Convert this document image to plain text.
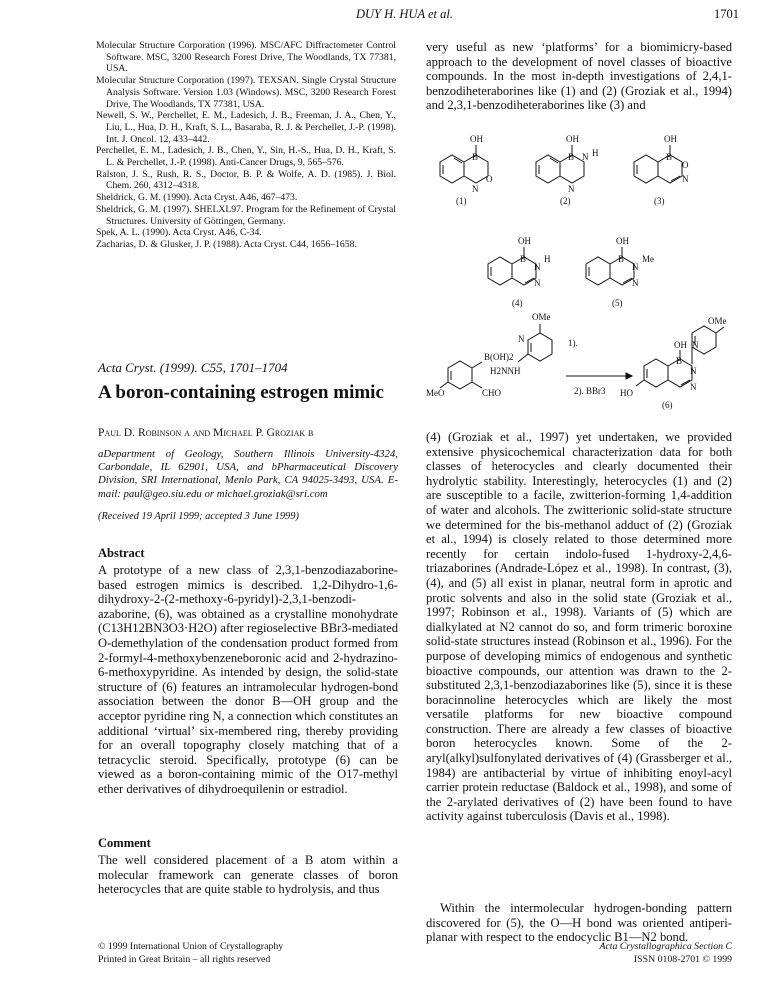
DUY H. HUA et al.	1701

Molecular Structure Corporation (1996). MSC/AFC Diffractometer Control Software. MSC, 3200 Research Forest Drive, The Woodlands, TX 77381, USA.

Molecular Structure Corporation (1997). TEXSAN. Single Crystal Structure Analysis Software. Version 1.03 (Windows). MSC, 3200 Research Forest Drive, The Woodlands, TX 77381, USA.

Newell, S. W., Perchellet, E. M., Ladesich, J. B., Freeman, J. A., Chen, Y., Liu, L., Hua, D. H., Kraft, S. L., Basaraba, R. J. & Perchellet, J.-P. (1998). Int. J. Oncol. 12, 433–442.

Perchellet, E. M., Ladesich, J. B., Chen, Y., Sin, H.-S., Hua, D. H., Kraft, S. L. & Perchellet, J.-P. (1998). Anti-Cancer Drugs, 9, 565–576.

Ralston, J. S., Rush, R. S., Doctor, B. P. & Wolfe, A. D. (1985). J. Biol. Chem. 260, 4312–4318.

Sheldrick, G. M. (1990). Acta Cryst. A46, 467–473.

Sheldrick, G. M. (1997). SHELXL97. Program for the Refinement of Crystal Structures. University of Göttingen, Germany.

Spek, A. L. (1990). Acta Cryst. A46, C-34.

Zacharias, D. & Glusker, J. P. (1988). Acta Cryst. C44, 1656–1658.

Acta Cryst. (1999). C55, 1701–1704
A boron-containing estrogen mimic
Paul D. Robinson a and Michael P. Groziak b
aDepartment of Geology, Southern Illinois University-4324, Carbondale, IL 62901, USA, and bPharmaceutical Discovery Division, SRI International, Menlo Park, CA 94025-3493, USA. E-mail: paul@geo.siu.edu or michael.groziak@sri.com
(Received 19 April 1999; accepted 3 June 1999)
Abstract

A prototype of a new class of 2,3,1-benzodiazaborine-based estrogen mimics is described. 1,2-Dihydro-1,6-dihydroxy-2-(2-methoxy-6-pyridyl)-2,3,1-benzodiazaborine, (6), was obtained as a crystalline monohydrate (C13H12BN3O3·H2O) after regioselective BBr3-mediated O-demethylation of the condensation product formed from 2-formyl-4-methoxybenzeneboronic acid and 2-hydrazino-6-methoxypyridine. As intended by design, the solid-state structure of (6) features an intramolecular hydrogen-bond association between the donor B—OH group and the acceptor pyridine ring N, a connection which constitutes an additional ‘virtual’ six-membered ring, thereby providing for an overall topography closely matching that of a tetracyclic steroid. Specifically, prototype (6) can be viewed as a boron-containing mimic of the O17-methyl ether derivatives of dihydroequilenin or estradiol.

Comment

The well considered placement of a B atom within a molecular framework can generate classes of boron heterocycles that are quite stable to hydrolysis, and thus

very useful as new ‘platforms’ for a biomimicry-based approach to the development of novel classes of bioactive compounds. In the most in-depth investigations of 2,4,1-benzodiheteraborines like (1) and (2) (Groziak et al., 1994) and 2,3,1-benzodiheteraborines like (3) and

OH
B
O
N
OH
B N H
N
OH
B
O
N
(1)	(2)	(3)
OH
B
N
H
N
OH
B
N
Me
N
(4)	(5)
OMe	OMe
1).
N
B(OH)2
H2NNH
MeO	CHO	2). BBr3
OH N
B
N
N
HO
(6)

(4) (Groziak et al., 1997) yet undertaken, we provided extensive physicochemical characterization data for both classes of heterocycles and clearly documented their hydrolytic stability. Interestingly, heterocycles (1) and (2) are susceptible to a facile, zwitterion-forming 1,4-addition of water and alcohols. The zwitterionic solid-state structure we determined for the bis-methanol adduct of (2) (Groziak et al., 1994) is closely related to those determined more recently for certain indolo-fused 1-hydroxy-2,4,6-triazaborines (Andrade-López et al., 1998). In contrast, (3), (4), and (5) all exist in planar, neutral form in aprotic and protic solvents and also in the solid state (Groziak et al., 1997; Robinson et al., 1998). Variants of (5) which are dialkylated at N2 cannot do so, and form trimeric boroxine solid-state structures instead (Robinson et al., 1996). For the purpose of developing mimics of endogenous and synthetic bioactive compounds, our attention was drawn to the 2-substituted 2,3,1-benzodiazaborines like (5), since it is these boracinnoline heterocycles which are likely the most versatile platforms for new bioactive compound construction. There are already a few classes of bioactive boron heterocycles known. Some of the 2-aryl(alkyl)sulfonylated derivatives of (4) (Grassberger et al., 1984) are antibacterial by virtue of inhibiting enoyl-acyl carrier protein reductase (Baldock et al., 1998), and some of the 2-arylated derivatives of (2) have been found to have activity against tuberculosis (Davis et al., 1998).

Within the intermolecular hydrogen-bonding pattern discovered for (5), the O—H bond was oriented antiperiplanar with respect to the endocyclic B1—N2 bond.

© 1999 International Union of Crystallography
Printed in Great Britain – all rights reserved
Acta Crystallographica Section C
ISSN 0108-2701 © 1999
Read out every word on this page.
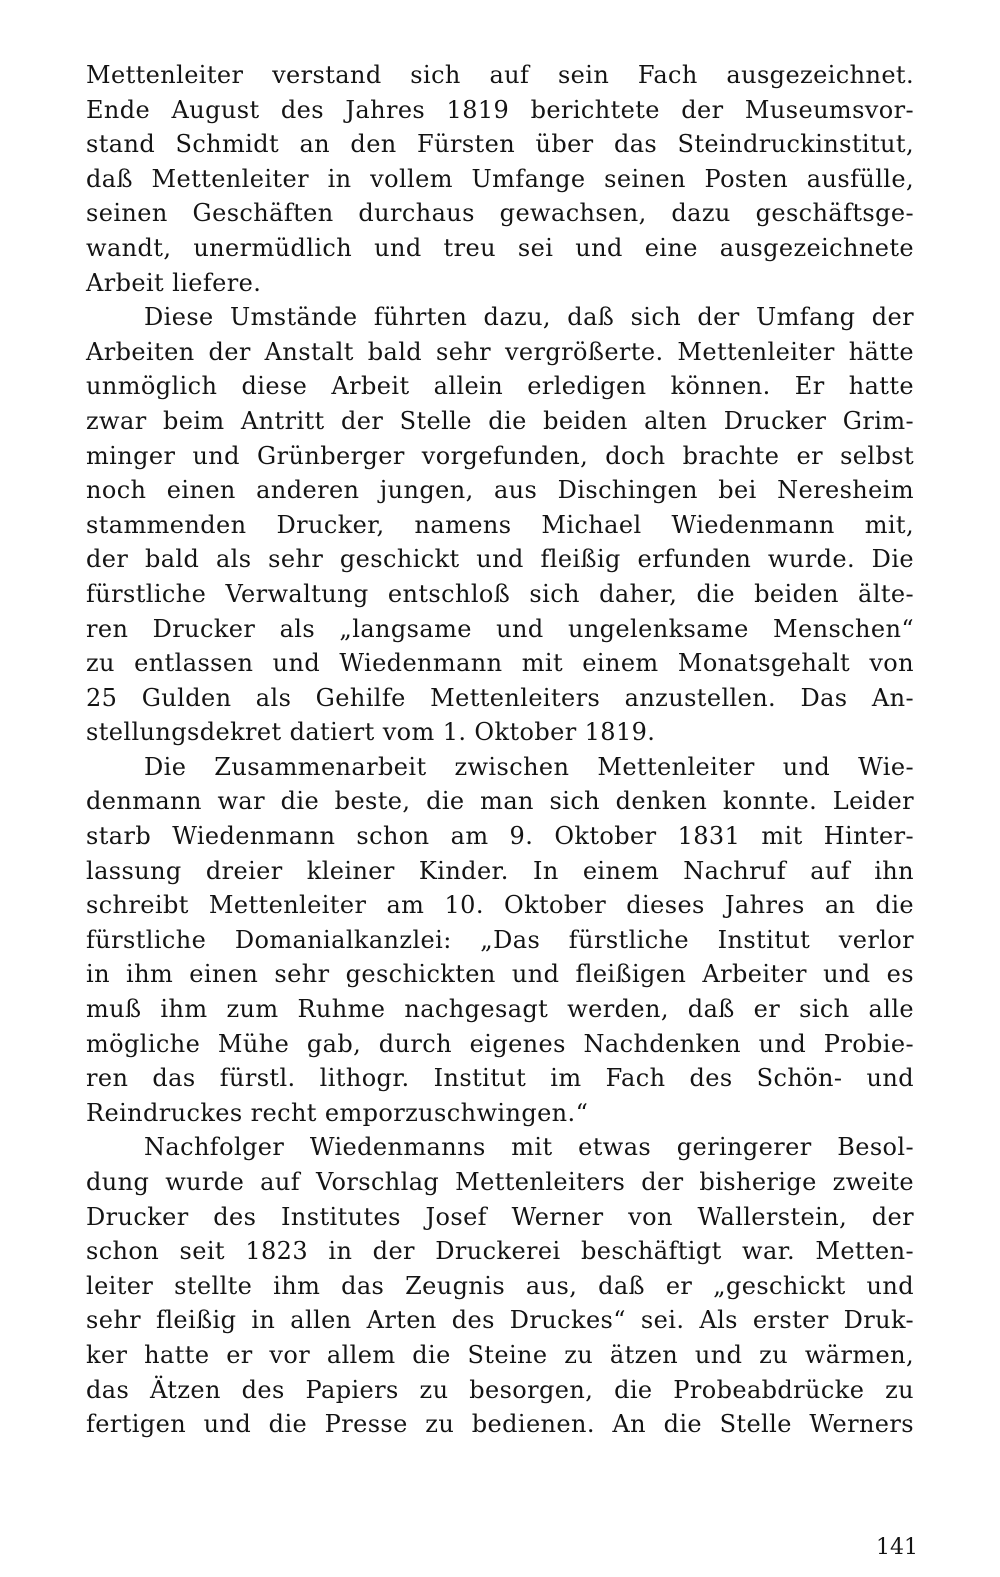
Mettenleiter verstand sich auf sein Fach ausgezeichnet.
Ende August des Jahres 1819 berichtete der Museumsvor-
stand Schmidt an den Fürsten über das Steindruckinstitut,
daß Mettenleiter in vollem Umfange seinen Posten ausfülle,
seinen Geschäften durchaus gewachsen, dazu geschäftsge-
wandt, unermüdlich und treu sei und eine ausgezeichnete
Arbeit liefere.
Diese Umstände führten dazu, daß sich der Umfang der
Arbeiten der Anstalt bald sehr vergrößerte. Mettenleiter hätte
unmöglich diese Arbeit allein erledigen können. Er hatte
zwar beim Antritt der Stelle die beiden alten Drucker Grim-
minger und Grünberger vorgefunden, doch brachte er selbst
noch einen anderen jungen, aus Dischingen bei Neresheim
stammenden Drucker, namens Michael Wiedenmann mit,
der bald als sehr geschickt und fleißig erfunden wurde. Die
fürstliche Verwaltung entschloß sich daher, die beiden älte-
ren Drucker als „langsame und ungelenksame Menschen“
zu entlassen und Wiedenmann mit einem Monatsgehalt von
25 Gulden als Gehilfe Mettenleiters anzustellen. Das An-
stellungsdekret datiert vom 1. Oktober 1819.
Die Zusammenarbeit zwischen Mettenleiter und Wie-
denmann war die beste, die man sich denken konnte. Leider
starb Wiedenmann schon am 9. Oktober 1831 mit Hinter-
lassung dreier kleiner Kinder. In einem Nachruf auf ihn
schreibt Mettenleiter am 10. Oktober dieses Jahres an die
fürstliche Domanialkanzlei: „Das fürstliche Institut verlor
in ihm einen sehr geschickten und fleißigen Arbeiter und es
muß ihm zum Ruhme nachgesagt werden, daß er sich alle
mögliche Mühe gab, durch eigenes Nachdenken und Probie-
ren das fürstl. lithogr. Institut im Fach des Schön- und
Reindruckes recht emporzuschwingen.“
Nachfolger Wiedenmanns mit etwas geringerer Besol-
dung wurde auf Vorschlag Mettenleiters der bisherige zweite
Drucker des Institutes Josef Werner von Wallerstein, der
schon seit 1823 in der Druckerei beschäftigt war. Metten-
leiter stellte ihm das Zeugnis aus, daß er „geschickt und
sehr fleißig in allen Arten des Druckes“ sei. Als erster Druk-
ker hatte er vor allem die Steine zu ätzen und zu wärmen,
das Ätzen des Papiers zu besorgen, die Probeabdrücke zu
fertigen und die Presse zu bedienen. An die Stelle Werners
141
▬▬▬
** TASK INSTRUCTIONS **
Each line of the material goes into your copy unchanged, but no picture does.

** PROBLEM SOLUTION **
Convert this document image to plain text.
DUY H. HUA et al.	1701

Molecular Structure Corporation (1996). MSC/AFC Diffractometer Control Software. MSC, 3200 Research Forest Drive, The Woodlands, TX 77381, USA.

Molecular Structure Corporation (1997). TEXSAN. Single Crystal Structure Analysis Software. Version 1.03 (Windows). MSC, 3200 Research Forest Drive, The Woodlands, TX 77381, USA.

Newell, S. W., Perchellet, E. M., Ladesich, J. B., Freeman, J. A., Chen, Y., Liu, L., Hua, D. H., Kraft, S. L., Basaraba, R. J. & Perchellet, J.-P. (1998). Int. J. Oncol. 12, 433–442.

Perchellet, E. M., Ladesich, J. B., Chen, Y., Sin, H.-S., Hua, D. H., Kraft, S. L. & Perchellet, J.-P. (1998). Anti-Cancer Drugs, 9, 565–576.

Ralston, J. S., Rush, R. S., Doctor, B. P. & Wolfe, A. D. (1985). J. Biol. Chem. 260, 4312–4318.

Sheldrick, G. M. (1990). Acta Cryst. A46, 467–473.

Sheldrick, G. M. (1997). SHELXL97. Program for the Refinement of Crystal Structures. University of Göttingen, Germany.

Spek, A. L. (1990). Acta Cryst. A46, C-34.

Zacharias, D. & Glusker, J. P. (1988). Acta Cryst. C44, 1656–1658.

Acta Cryst. (1999). C55, 1701–1704
A boron-containing estrogen mimic
Paul D. Robinson a and Michael P. Groziak b
aDepartment of Geology, Southern Illinois University-4324, Carbondale, IL 62901, USA, and bPharmaceutical Discovery Division, SRI International, Menlo Park, CA 94025-3493, USA. E-mail: paul@geo.siu.edu or michael.groziak@sri.com
(Received 19 April 1999; accepted 3 June 1999)
Abstract

A prototype of a new class of 2,3,1-benzodiazaborine-based estrogen mimics is described. 1,2-Dihydro-1,6-dihydroxy-2-(2-methoxy-6-pyridyl)-2,3,1-benzodiazaborine, (6), was obtained as a crystalline monohydrate (C13H12BN3O3·H2O) after regioselective BBr3-mediated O-demethylation of the condensation product formed from 2-formyl-4-methoxybenzeneboronic acid and 2-hydrazino-6-methoxypyridine. As intended by design, the solid-state structure of (6) features an intramolecular hydrogen-bond association between the donor B—OH group and the acceptor pyridine ring N, a connection which constitutes an additional ‘virtual’ six-membered ring, thereby providing for an overall topography closely matching that of a tetracyclic steroid. Specifically, prototype (6) can be viewed as a boron-containing mimic of the O17-methyl ether derivatives of dihydroequilenin or estradiol.

Comment

The well considered placement of a B atom within a molecular framework can generate classes of boron heterocycles that are quite stable to hydrolysis, and thus

very useful as new ‘platforms’ for a biomimicry-based approach to the development of novel classes of bioactive compounds. In the most in-depth investigations of 2,4,1-benzodiheteraborines like (1) and (2) (Groziak et al., 1994) and 2,3,1-benzodiheteraborines like (3) and

OH
B
O
N
OH
B N H
N
OH
B
O
N
(1)	(2)	(3)
OH
B
N
H
N
OH
B
N
Me
N
(4)	(5)
OMe	OMe
1).
N
B(OH)2
H2NNH
MeO	CHO	2). BBr3
OH N
B
N
N
HO
(6)

(4) (Groziak et al., 1997) yet undertaken, we provided extensive physicochemical characterization data for both classes of heterocycles and clearly documented their hydrolytic stability. Interestingly, heterocycles (1) and (2) are susceptible to a facile, zwitterion-forming 1,4-addition of water and alcohols. The zwitterionic solid-state structure we determined for the bis-methanol adduct of (2) (Groziak et al., 1994) is closely related to those determined more recently for certain indolo-fused 1-hydroxy-2,4,6-triazaborines (Andrade-López et al., 1998). In contrast, (3), (4), and (5) all exist in planar, neutral form in aprotic and protic solvents and also in the solid state (Groziak et al., 1997; Robinson et al., 1998). Variants of (5) which are dialkylated at N2 cannot do so, and form trimeric boroxine solid-state structures instead (Robinson et al., 1996). For the purpose of developing mimics of endogenous and synthetic bioactive compounds, our attention was drawn to the 2-substituted 2,3,1-benzodiazaborines like (5), since it is these boracinnoline heterocycles which are likely the most versatile platforms for new bioactive compound construction. There are already a few classes of bioactive boron heterocycles known. Some of the 2-aryl(alkyl)sulfonylated derivatives of (4) (Grassberger et al., 1984) are antibacterial by virtue of inhibiting enoyl-acyl carrier protein reductase (Baldock et al., 1998), and some of the 2-arylated derivatives of (2) have been found to have activity against tuberculosis (Davis et al., 1998).

Within the intermolecular hydrogen-bonding pattern discovered for (5), the O—H bond was oriented antiperiplanar with respect to the endocyclic B1—N2 bond.

© 1999 International Union of Crystallography
Printed in Great Britain – all rights reserved
Acta Crystallographica Section C
ISSN 0108-2701 © 1999
Read out every word on this page.
Mettenleiter verstand sich auf sein Fach ausgezeichnet.
Ende August des Jahres 1819 berichtete der Museumsvor-
stand Schmidt an den Fürsten über das Steindruckinstitut,
daß Mettenleiter in vollem Umfange seinen Posten ausfülle,
seinen Geschäften durchaus gewachsen, dazu geschäftsge-
wandt, unermüdlich und treu sei und eine ausgezeichnete
Arbeit liefere.
Diese Umstände führten dazu, daß sich der Umfang der
Arbeiten der Anstalt bald sehr vergrößerte. Mettenleiter hätte
unmöglich diese Arbeit allein erledigen können. Er hatte
zwar beim Antritt der Stelle die beiden alten Drucker Grim-
minger und Grünberger vorgefunden, doch brachte er selbst
noch einen anderen jungen, aus Dischingen bei Neresheim
stammenden Drucker, namens Michael Wiedenmann mit,
der bald als sehr geschickt und fleißig erfunden wurde. Die
fürstliche Verwaltung entschloß sich daher, die beiden älte-
ren Drucker als „langsame und ungelenksame Menschen“
zu entlassen und Wiedenmann mit einem Monatsgehalt von
25 Gulden als Gehilfe Mettenleiters anzustellen. Das An-
stellungsdekret datiert vom 1. Oktober 1819.
Die Zusammenarbeit zwischen Mettenleiter und Wie-
denmann war die beste, die man sich denken konnte. Leider
starb Wiedenmann schon am 9. Oktober 1831 mit Hinter-
lassung dreier kleiner Kinder. In einem Nachruf auf ihn
schreibt Mettenleiter am 10. Oktober dieses Jahres an die
fürstliche Domanialkanzlei: „Das fürstliche Institut verlor
in ihm einen sehr geschickten und fleißigen Arbeiter und es
muß ihm zum Ruhme nachgesagt werden, daß er sich alle
mögliche Mühe gab, durch eigenes Nachdenken und Probie-
ren das fürstl. lithogr. Institut im Fach des Schön- und
Reindruckes recht emporzuschwingen.“
Nachfolger Wiedenmanns mit etwas geringerer Besol-
dung wurde auf Vorschlag Mettenleiters der bisherige zweite
Drucker des Institutes Josef Werner von Wallerstein, der
schon seit 1823 in der Druckerei beschäftigt war. Metten-
leiter stellte ihm das Zeugnis aus, daß er „geschickt und
sehr fleißig in allen Arten des Druckes“ sei. Als erster Druk-
ker hatte er vor allem die Steine zu ätzen und zu wärmen,
das Ätzen des Papiers zu besorgen, die Probeabdrücke zu
fertigen und die Presse zu bedienen. An die Stelle Werners
141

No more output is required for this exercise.